- _TASK TO COMPLETE_: Print the entries that appear below, exactly as written and without their pictures.

[Entries with figure data]
:::

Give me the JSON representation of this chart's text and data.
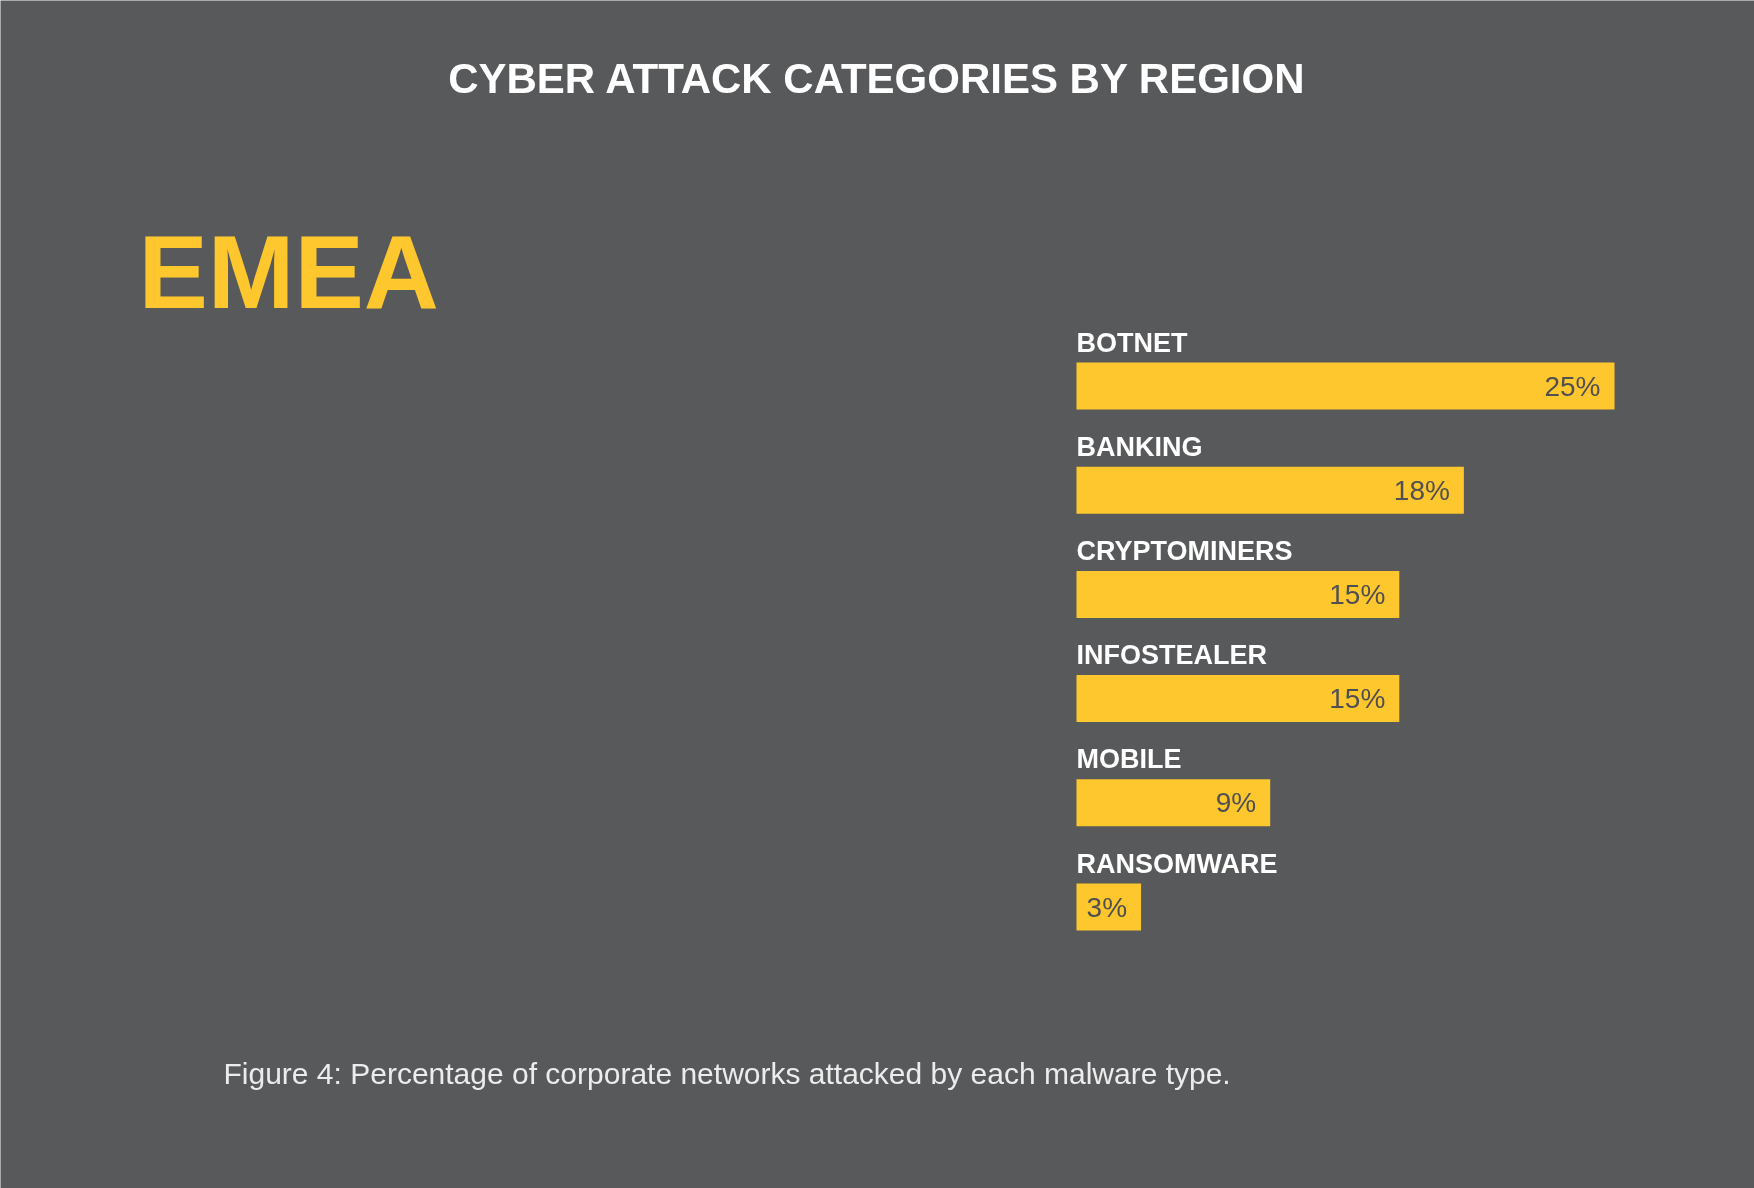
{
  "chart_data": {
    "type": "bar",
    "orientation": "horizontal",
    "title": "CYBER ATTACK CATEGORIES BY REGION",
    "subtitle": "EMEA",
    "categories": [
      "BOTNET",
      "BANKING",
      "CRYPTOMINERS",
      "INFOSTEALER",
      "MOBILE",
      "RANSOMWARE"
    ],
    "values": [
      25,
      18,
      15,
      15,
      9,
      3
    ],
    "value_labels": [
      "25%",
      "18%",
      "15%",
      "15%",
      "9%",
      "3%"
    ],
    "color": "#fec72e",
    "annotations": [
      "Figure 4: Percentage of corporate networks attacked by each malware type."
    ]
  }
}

:::

- _CORRECT RESULT_:
Give me the JSON representation of this chart's text and data.
{
  "chart_data": {
    "type": "bar",
    "orientation": "horizontal",
    "title": "CYBER ATTACK CATEGORIES BY REGION",
    "subtitle": "EMEA",
    "categories": [
      "BOTNET",
      "BANKING",
      "CRYPTOMINERS",
      "INFOSTEALER",
      "MOBILE",
      "RANSOMWARE"
    ],
    "values": [
      25,
      18,
      15,
      15,
      9,
      3
    ],
    "value_labels": [
      "25%",
      "18%",
      "15%",
      "15%",
      "9%",
      "3%"
    ],
    "color": "#fec72e",
    "annotations": [
      "Figure 4: Percentage of corporate networks attacked by each malware type."
    ]
  }
}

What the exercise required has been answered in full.